[BEGIN MATERIAL SUPPLIED]

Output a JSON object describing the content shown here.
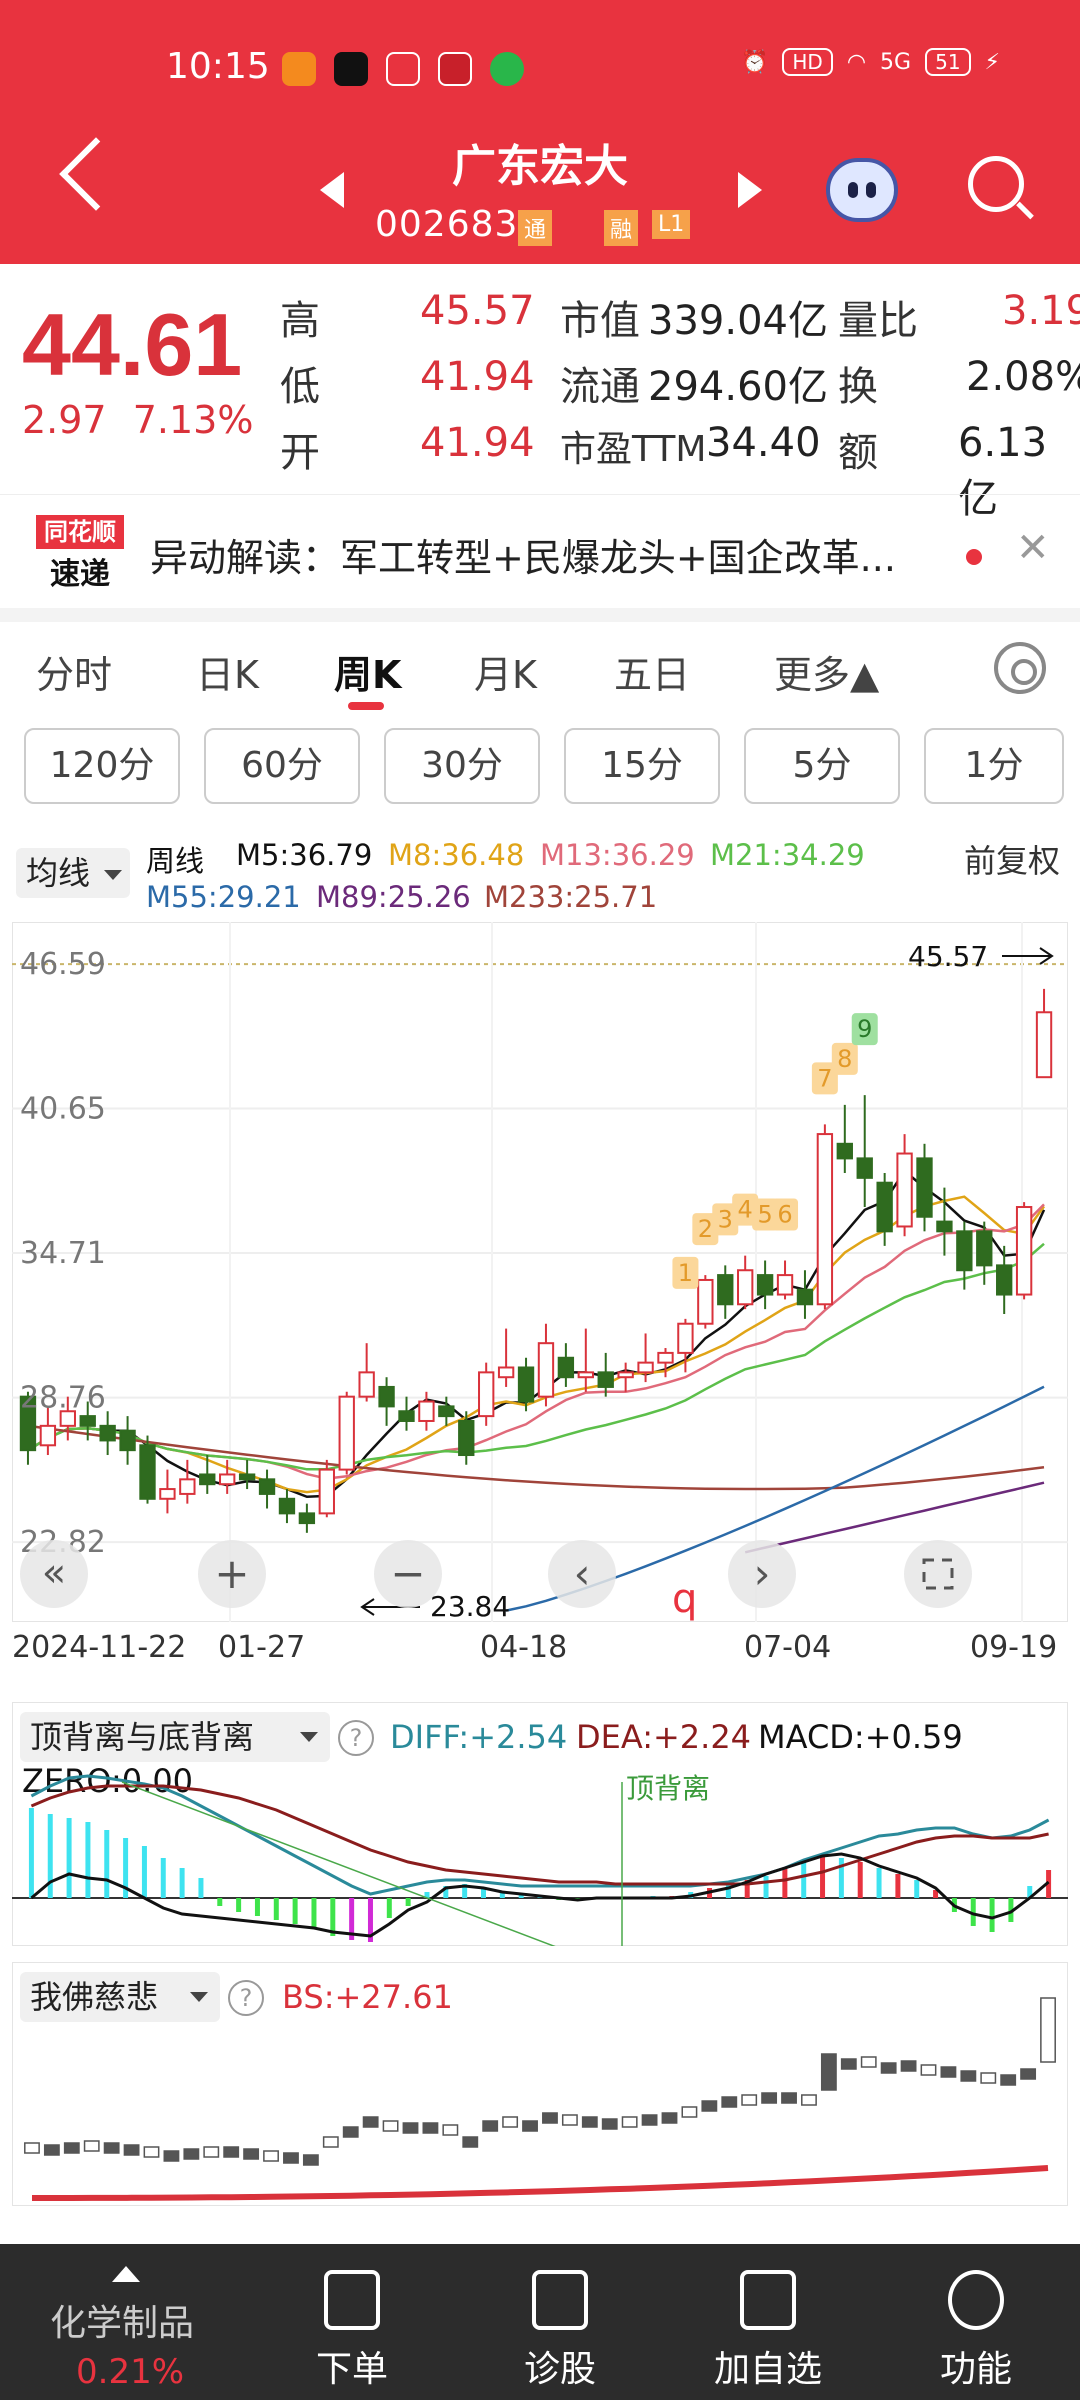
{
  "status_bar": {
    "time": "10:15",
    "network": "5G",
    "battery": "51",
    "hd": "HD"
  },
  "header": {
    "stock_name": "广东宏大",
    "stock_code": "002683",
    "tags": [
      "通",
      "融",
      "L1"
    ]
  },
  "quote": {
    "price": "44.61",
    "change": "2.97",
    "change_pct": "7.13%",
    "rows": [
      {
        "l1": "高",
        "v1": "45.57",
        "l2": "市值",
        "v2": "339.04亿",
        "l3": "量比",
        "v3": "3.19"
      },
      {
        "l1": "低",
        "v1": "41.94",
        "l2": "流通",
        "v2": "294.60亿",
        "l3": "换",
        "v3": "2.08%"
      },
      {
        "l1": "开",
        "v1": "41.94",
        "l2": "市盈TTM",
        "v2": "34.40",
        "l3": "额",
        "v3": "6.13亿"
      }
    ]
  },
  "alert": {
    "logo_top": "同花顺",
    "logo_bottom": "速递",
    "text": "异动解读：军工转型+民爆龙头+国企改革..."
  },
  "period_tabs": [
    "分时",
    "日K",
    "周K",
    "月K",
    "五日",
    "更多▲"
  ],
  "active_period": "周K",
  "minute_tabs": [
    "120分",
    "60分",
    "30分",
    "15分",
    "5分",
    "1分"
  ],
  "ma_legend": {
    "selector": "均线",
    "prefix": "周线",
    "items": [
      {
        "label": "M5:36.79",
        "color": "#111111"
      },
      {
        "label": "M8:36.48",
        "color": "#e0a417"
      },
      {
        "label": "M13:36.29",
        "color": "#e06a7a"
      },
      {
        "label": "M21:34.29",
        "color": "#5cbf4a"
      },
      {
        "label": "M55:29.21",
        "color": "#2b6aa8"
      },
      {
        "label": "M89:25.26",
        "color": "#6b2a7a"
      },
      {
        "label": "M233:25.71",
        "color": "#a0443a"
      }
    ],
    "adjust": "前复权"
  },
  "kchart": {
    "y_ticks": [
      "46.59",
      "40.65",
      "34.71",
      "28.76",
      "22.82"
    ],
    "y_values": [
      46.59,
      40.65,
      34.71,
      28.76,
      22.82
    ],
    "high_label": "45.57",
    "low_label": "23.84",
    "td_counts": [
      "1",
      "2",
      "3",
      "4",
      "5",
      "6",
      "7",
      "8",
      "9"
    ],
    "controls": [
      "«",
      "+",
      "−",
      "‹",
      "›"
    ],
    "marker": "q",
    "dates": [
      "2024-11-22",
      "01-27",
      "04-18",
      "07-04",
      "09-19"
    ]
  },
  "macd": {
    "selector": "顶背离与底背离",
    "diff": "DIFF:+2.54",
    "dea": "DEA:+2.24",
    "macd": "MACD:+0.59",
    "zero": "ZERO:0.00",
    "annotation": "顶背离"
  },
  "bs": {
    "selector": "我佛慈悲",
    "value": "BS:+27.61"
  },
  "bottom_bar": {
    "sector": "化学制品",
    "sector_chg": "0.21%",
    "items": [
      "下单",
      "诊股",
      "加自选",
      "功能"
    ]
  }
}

[END MATERIAL SUPPLIED]

→ TO BE DONE:
Say how many lines contain the string "selector", giving nothing but the count.

→ COMPLETE ANSWER:
3